### Your task:
Would you set down every entry shown below, precisely as written?

### Data extracted from a collection:
☆ ☆ ☆ ☆ ☆ ☆ ☆
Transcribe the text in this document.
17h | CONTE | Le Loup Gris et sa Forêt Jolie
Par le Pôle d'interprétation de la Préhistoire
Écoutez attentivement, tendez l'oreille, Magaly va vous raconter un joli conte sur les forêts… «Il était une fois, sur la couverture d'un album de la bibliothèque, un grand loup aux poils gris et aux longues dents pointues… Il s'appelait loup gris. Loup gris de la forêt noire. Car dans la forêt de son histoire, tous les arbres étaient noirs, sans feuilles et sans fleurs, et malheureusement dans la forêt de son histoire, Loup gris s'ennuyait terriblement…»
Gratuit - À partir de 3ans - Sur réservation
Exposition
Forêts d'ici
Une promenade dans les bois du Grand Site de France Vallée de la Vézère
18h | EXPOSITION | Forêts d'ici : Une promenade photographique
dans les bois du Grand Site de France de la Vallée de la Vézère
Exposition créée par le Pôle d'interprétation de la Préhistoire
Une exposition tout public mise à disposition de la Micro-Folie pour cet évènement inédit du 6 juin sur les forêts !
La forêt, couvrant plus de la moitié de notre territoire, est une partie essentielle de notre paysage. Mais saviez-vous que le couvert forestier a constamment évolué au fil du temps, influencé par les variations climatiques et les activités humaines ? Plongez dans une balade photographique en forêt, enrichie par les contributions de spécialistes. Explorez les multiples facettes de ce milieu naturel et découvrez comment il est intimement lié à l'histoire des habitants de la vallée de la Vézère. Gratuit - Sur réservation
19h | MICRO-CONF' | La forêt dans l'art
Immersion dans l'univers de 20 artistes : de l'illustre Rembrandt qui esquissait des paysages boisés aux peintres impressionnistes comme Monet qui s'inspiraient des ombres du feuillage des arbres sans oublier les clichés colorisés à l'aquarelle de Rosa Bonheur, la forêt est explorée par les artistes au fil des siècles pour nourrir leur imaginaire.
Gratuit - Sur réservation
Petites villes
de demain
☆ ☆ ☆ ☆ ☆ ☆ ☆
### Correct answer:
Transcribe the text in this document.
17h | CONTE | Le Loup Gris et sa Forêt Jolie
Par le Pôle d'interprétation de la Préhistoire
Écoutez attentivement, tendez l'oreille, Magaly va vous raconter un joli conte sur les forêts… «Il était une fois, sur la couverture d'un album de la bibliothèque, un grand loup aux poils gris et aux longues dents pointues… Il s'appelait loup gris. Loup gris de la forêt noire. Car dans la forêt de son histoire, tous les arbres étaient noirs, sans feuilles et sans fleurs, et malheureusement dans la forêt de son histoire, Loup gris s'ennuyait terriblement…»
Gratuit - À partir de 3ans - Sur réservation
Exposition
Forêts d'ici
Une promenade dans les bois du Grand Site de France Vallée de la Vézère
18h | EXPOSITION | Forêts d'ici : Une promenade photographique
dans les bois du Grand Site de France de la Vallée de la Vézère
Exposition créée par le Pôle d'interprétation de la Préhistoire
Une exposition tout public mise à disposition de la Micro-Folie pour cet évènement inédit du 6 juin sur les forêts !
La forêt, couvrant plus de la moitié de notre territoire, est une partie essentielle de notre paysage. Mais saviez-vous que le couvert forestier a constamment évolué au fil du temps, influencé par les variations climatiques et les activités humaines ? Plongez dans une balade photographique en forêt, enrichie par les contributions de spécialistes. Explorez les multiples facettes de ce milieu naturel et découvrez comment il est intimement lié à l'histoire des habitants de la vallée de la Vézère. Gratuit - Sur réservation
19h | MICRO-CONF' | La forêt dans l'art
Immersion dans l'univers de 20 artistes : de l'illustre Rembrandt qui esquissait des paysages boisés aux peintres impressionnistes comme Monet qui s'inspiraient des ombres du feuillage des arbres sans oublier les clichés colorisés à l'aquarelle de Rosa Bonheur, la forêt est explorée par les artistes au fil des siècles pour nourrir leur imaginaire.
Gratuit - Sur réservation
Petites villes
de demain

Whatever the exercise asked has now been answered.